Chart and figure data
○ ○ ○ ○ ○

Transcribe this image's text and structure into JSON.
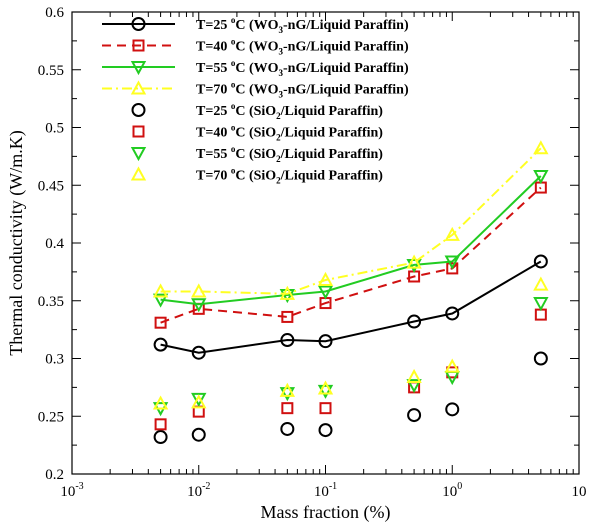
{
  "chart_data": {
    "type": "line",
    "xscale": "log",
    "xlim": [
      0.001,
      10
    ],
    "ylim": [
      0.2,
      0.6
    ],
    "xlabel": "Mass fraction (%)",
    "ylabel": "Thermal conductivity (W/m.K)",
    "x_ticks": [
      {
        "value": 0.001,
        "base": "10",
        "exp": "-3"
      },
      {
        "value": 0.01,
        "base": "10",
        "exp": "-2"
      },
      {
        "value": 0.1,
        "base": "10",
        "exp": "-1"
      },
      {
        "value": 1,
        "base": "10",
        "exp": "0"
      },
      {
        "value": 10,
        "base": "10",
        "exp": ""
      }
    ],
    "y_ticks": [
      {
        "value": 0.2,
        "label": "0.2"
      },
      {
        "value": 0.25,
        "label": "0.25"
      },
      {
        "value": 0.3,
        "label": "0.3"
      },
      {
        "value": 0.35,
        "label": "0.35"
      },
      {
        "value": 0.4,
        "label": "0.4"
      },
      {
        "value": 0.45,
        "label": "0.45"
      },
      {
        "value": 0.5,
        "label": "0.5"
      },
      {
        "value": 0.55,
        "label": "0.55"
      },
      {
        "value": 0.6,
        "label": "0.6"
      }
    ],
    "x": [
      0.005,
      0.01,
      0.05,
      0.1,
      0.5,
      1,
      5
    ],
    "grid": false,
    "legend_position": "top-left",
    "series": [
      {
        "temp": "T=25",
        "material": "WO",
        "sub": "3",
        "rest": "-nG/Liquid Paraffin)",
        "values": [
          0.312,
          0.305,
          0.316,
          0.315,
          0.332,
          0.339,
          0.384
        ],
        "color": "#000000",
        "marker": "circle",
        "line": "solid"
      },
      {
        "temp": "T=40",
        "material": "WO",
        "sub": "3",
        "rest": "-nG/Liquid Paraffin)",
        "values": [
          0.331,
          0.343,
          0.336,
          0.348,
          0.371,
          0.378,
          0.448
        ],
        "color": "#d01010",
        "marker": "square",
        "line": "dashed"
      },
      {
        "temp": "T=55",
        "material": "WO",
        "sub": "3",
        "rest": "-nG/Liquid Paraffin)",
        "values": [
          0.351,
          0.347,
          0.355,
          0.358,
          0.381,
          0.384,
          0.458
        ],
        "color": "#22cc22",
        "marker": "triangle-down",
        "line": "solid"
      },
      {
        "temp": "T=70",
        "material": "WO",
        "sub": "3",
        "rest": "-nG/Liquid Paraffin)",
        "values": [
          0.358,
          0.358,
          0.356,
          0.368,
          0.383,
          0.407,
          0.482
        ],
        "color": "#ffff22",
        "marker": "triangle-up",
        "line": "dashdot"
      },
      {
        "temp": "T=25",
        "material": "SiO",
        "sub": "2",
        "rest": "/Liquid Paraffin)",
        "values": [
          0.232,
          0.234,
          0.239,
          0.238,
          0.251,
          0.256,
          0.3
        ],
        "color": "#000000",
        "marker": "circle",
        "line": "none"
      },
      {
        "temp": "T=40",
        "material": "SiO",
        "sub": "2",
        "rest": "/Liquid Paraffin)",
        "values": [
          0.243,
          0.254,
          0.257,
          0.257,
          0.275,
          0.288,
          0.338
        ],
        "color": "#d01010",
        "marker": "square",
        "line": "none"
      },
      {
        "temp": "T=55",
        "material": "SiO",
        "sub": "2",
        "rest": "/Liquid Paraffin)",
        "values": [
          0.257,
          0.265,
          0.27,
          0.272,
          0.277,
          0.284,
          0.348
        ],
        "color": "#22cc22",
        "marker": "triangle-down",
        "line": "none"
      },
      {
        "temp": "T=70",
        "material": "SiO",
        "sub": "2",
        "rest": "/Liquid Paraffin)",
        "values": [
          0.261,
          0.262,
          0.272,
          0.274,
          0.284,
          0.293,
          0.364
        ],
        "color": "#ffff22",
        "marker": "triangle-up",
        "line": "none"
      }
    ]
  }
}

○ ○ ○ ○ ○

INSTRUCTION:
Output every entry verbatim. Pictures do not belong in the copy.

WORKED ANSWER:
Transcribe this image's text and structure into JSON.
{
  "chart_data": {
    "type": "line",
    "xscale": "log",
    "xlim": [
      0.001,
      10
    ],
    "ylim": [
      0.2,
      0.6
    ],
    "xlabel": "Mass fraction (%)",
    "ylabel": "Thermal conductivity (W/m.K)",
    "x_ticks": [
      {
        "value": 0.001,
        "base": "10",
        "exp": "-3"
      },
      {
        "value": 0.01,
        "base": "10",
        "exp": "-2"
      },
      {
        "value": 0.1,
        "base": "10",
        "exp": "-1"
      },
      {
        "value": 1,
        "base": "10",
        "exp": "0"
      },
      {
        "value": 10,
        "base": "10",
        "exp": ""
      }
    ],
    "y_ticks": [
      {
        "value": 0.2,
        "label": "0.2"
      },
      {
        "value": 0.25,
        "label": "0.25"
      },
      {
        "value": 0.3,
        "label": "0.3"
      },
      {
        "value": 0.35,
        "label": "0.35"
      },
      {
        "value": 0.4,
        "label": "0.4"
      },
      {
        "value": 0.45,
        "label": "0.45"
      },
      {
        "value": 0.5,
        "label": "0.5"
      },
      {
        "value": 0.55,
        "label": "0.55"
      },
      {
        "value": 0.6,
        "label": "0.6"
      }
    ],
    "x": [
      0.005,
      0.01,
      0.05,
      0.1,
      0.5,
      1,
      5
    ],
    "grid": false,
    "legend_position": "top-left",
    "series": [
      {
        "temp": "T=25",
        "material": "WO",
        "sub": "3",
        "rest": "-nG/Liquid Paraffin)",
        "values": [
          0.312,
          0.305,
          0.316,
          0.315,
          0.332,
          0.339,
          0.384
        ],
        "color": "#000000",
        "marker": "circle",
        "line": "solid"
      },
      {
        "temp": "T=40",
        "material": "WO",
        "sub": "3",
        "rest": "-nG/Liquid Paraffin)",
        "values": [
          0.331,
          0.343,
          0.336,
          0.348,
          0.371,
          0.378,
          0.448
        ],
        "color": "#d01010",
        "marker": "square",
        "line": "dashed"
      },
      {
        "temp": "T=55",
        "material": "WO",
        "sub": "3",
        "rest": "-nG/Liquid Paraffin)",
        "values": [
          0.351,
          0.347,
          0.355,
          0.358,
          0.381,
          0.384,
          0.458
        ],
        "color": "#22cc22",
        "marker": "triangle-down",
        "line": "solid"
      },
      {
        "temp": "T=70",
        "material": "WO",
        "sub": "3",
        "rest": "-nG/Liquid Paraffin)",
        "values": [
          0.358,
          0.358,
          0.356,
          0.368,
          0.383,
          0.407,
          0.482
        ],
        "color": "#ffff22",
        "marker": "triangle-up",
        "line": "dashdot"
      },
      {
        "temp": "T=25",
        "material": "SiO",
        "sub": "2",
        "rest": "/Liquid Paraffin)",
        "values": [
          0.232,
          0.234,
          0.239,
          0.238,
          0.251,
          0.256,
          0.3
        ],
        "color": "#000000",
        "marker": "circle",
        "line": "none"
      },
      {
        "temp": "T=40",
        "material": "SiO",
        "sub": "2",
        "rest": "/Liquid Paraffin)",
        "values": [
          0.243,
          0.254,
          0.257,
          0.257,
          0.275,
          0.288,
          0.338
        ],
        "color": "#d01010",
        "marker": "square",
        "line": "none"
      },
      {
        "temp": "T=55",
        "material": "SiO",
        "sub": "2",
        "rest": "/Liquid Paraffin)",
        "values": [
          0.257,
          0.265,
          0.27,
          0.272,
          0.277,
          0.284,
          0.348
        ],
        "color": "#22cc22",
        "marker": "triangle-down",
        "line": "none"
      },
      {
        "temp": "T=70",
        "material": "SiO",
        "sub": "2",
        "rest": "/Liquid Paraffin)",
        "values": [
          0.261,
          0.262,
          0.272,
          0.274,
          0.284,
          0.293,
          0.364
        ],
        "color": "#ffff22",
        "marker": "triangle-up",
        "line": "none"
      }
    ]
  }
}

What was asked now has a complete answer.